Please copy out the part of the listing below that opens with its first line and closes with the line containing "heatmap-cell [460, 676, 464, 681]", keeping every character unchanged and including both of those lines.
start Provided information
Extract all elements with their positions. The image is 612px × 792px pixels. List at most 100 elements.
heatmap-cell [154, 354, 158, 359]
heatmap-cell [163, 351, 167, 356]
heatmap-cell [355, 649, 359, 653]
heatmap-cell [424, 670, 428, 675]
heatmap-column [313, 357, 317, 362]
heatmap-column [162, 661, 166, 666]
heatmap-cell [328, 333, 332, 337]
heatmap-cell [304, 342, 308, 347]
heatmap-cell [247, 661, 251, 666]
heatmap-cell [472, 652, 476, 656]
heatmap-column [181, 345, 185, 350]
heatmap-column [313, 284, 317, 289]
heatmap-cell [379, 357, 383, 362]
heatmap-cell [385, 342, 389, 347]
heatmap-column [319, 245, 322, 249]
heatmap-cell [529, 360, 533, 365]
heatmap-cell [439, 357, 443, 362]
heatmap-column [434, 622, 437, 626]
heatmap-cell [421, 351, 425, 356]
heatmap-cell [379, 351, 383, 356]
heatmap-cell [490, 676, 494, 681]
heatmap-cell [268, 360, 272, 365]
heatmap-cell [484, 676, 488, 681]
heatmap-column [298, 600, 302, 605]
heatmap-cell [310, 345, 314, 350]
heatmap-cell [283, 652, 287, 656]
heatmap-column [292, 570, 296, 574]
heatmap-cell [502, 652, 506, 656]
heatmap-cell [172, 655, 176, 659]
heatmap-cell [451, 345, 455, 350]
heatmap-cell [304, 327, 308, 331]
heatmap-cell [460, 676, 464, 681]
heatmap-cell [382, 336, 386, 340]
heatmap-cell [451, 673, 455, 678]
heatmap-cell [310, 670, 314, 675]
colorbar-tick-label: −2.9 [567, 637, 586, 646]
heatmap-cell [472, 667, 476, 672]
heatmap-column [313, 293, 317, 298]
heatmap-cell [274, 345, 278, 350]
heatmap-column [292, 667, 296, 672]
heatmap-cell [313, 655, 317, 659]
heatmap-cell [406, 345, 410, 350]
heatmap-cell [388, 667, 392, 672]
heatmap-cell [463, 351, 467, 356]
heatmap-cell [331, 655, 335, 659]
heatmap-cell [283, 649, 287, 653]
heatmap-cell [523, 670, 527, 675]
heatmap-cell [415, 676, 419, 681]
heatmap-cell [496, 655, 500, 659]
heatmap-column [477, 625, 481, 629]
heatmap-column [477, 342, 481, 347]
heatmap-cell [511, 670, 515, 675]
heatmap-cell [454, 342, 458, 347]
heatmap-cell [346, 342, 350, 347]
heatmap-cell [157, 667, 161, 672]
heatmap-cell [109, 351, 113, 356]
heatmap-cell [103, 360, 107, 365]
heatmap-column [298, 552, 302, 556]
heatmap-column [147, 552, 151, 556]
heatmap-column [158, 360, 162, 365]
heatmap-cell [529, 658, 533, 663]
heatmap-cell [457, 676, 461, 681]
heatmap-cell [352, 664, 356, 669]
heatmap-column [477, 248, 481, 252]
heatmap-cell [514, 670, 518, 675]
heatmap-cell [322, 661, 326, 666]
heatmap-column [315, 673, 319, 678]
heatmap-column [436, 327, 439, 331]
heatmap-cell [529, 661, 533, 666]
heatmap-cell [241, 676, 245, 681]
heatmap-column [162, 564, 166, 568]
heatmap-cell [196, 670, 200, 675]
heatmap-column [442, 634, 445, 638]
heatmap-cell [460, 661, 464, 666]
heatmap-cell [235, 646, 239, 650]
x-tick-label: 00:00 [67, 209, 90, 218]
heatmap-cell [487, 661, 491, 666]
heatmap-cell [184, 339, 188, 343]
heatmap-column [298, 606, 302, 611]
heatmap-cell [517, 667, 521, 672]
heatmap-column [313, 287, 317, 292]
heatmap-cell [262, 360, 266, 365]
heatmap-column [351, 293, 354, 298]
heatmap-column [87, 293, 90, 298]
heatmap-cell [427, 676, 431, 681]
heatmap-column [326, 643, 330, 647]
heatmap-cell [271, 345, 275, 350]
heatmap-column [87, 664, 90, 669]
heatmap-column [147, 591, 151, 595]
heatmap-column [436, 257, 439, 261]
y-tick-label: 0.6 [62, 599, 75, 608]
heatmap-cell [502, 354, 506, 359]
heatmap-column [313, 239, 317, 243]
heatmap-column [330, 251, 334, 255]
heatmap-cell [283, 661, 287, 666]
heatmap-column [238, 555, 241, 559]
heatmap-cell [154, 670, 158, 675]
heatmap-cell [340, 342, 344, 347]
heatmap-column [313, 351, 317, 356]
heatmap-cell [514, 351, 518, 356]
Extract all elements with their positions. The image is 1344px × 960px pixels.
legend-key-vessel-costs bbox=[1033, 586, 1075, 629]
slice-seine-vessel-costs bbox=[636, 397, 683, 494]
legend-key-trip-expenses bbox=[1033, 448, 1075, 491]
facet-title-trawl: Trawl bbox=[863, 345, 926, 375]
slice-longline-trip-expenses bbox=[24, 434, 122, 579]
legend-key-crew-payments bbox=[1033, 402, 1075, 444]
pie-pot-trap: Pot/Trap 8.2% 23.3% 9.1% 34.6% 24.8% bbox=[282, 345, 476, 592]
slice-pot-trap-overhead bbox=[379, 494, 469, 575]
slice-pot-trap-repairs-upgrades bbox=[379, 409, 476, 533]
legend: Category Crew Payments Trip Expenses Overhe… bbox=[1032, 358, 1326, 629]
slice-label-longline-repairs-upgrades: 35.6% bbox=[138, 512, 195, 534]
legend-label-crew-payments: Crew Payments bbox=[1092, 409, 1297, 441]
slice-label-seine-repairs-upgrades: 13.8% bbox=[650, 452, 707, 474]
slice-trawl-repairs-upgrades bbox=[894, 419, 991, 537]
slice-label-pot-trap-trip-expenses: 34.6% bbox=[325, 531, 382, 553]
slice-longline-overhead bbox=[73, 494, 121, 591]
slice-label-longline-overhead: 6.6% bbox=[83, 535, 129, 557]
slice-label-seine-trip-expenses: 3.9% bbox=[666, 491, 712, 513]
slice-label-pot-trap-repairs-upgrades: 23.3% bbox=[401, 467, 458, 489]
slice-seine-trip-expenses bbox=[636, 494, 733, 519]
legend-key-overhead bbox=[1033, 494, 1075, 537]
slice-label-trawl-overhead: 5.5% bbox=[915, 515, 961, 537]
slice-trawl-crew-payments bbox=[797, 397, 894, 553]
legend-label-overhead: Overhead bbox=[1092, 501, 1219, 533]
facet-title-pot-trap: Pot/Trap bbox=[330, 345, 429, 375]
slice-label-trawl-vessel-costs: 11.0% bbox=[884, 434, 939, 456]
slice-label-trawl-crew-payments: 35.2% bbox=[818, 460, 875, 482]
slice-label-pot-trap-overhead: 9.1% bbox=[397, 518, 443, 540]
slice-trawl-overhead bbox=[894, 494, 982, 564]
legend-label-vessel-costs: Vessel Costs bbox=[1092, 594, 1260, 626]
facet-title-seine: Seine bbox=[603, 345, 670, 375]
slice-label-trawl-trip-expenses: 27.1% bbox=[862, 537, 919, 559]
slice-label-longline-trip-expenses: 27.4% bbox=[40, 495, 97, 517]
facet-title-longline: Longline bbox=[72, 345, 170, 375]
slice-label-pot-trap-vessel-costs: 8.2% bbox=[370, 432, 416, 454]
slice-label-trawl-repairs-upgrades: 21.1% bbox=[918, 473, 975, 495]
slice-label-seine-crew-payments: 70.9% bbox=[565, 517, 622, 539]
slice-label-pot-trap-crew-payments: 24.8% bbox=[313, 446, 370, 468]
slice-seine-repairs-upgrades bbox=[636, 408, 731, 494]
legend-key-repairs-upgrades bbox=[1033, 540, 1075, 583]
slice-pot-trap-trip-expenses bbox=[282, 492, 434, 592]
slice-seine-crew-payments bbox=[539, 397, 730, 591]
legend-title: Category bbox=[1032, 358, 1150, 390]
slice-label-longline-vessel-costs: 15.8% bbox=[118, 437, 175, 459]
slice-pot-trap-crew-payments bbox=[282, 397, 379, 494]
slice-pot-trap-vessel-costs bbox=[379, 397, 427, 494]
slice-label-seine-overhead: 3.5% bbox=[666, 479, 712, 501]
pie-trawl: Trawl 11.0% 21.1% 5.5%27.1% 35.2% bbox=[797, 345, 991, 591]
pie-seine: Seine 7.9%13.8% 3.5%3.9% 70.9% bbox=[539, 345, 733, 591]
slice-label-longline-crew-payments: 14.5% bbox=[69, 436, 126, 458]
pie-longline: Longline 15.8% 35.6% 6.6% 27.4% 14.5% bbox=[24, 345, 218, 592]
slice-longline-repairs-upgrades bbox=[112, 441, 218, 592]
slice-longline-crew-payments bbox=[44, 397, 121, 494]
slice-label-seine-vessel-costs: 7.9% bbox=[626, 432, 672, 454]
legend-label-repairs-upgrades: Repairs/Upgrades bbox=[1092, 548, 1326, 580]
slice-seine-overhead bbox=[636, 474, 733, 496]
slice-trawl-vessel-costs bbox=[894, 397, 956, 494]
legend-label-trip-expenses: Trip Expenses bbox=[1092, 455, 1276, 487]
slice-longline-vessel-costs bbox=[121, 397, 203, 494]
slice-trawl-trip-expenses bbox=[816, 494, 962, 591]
end Provided information
• Exercise response:
Extract all elements with their positions. The image is 612px × 792px pixels. List at most 100 elements.
heatmap-cell [154, 354, 158, 359]
heatmap-cell [163, 351, 167, 356]
heatmap-cell [355, 649, 359, 653]
heatmap-cell [424, 670, 428, 675]
heatmap-column [313, 357, 317, 362]
heatmap-column [162, 661, 166, 666]
heatmap-cell [328, 333, 332, 337]
heatmap-cell [304, 342, 308, 347]
heatmap-cell [247, 661, 251, 666]
heatmap-cell [472, 652, 476, 656]
heatmap-column [181, 345, 185, 350]
heatmap-column [313, 284, 317, 289]
heatmap-cell [379, 357, 383, 362]
heatmap-cell [385, 342, 389, 347]
heatmap-column [319, 245, 322, 249]
heatmap-cell [529, 360, 533, 365]
heatmap-cell [439, 357, 443, 362]
heatmap-column [434, 622, 437, 626]
heatmap-cell [421, 351, 425, 356]
heatmap-cell [379, 351, 383, 356]
heatmap-cell [490, 676, 494, 681]
heatmap-cell [268, 360, 272, 365]
heatmap-cell [484, 676, 488, 681]
heatmap-column [298, 600, 302, 605]
heatmap-cell [310, 345, 314, 350]
heatmap-cell [283, 652, 287, 656]
heatmap-column [292, 570, 296, 574]
heatmap-cell [502, 652, 506, 656]
heatmap-cell [172, 655, 176, 659]
heatmap-cell [451, 345, 455, 350]
heatmap-cell [304, 327, 308, 331]
heatmap-cell [460, 676, 464, 681]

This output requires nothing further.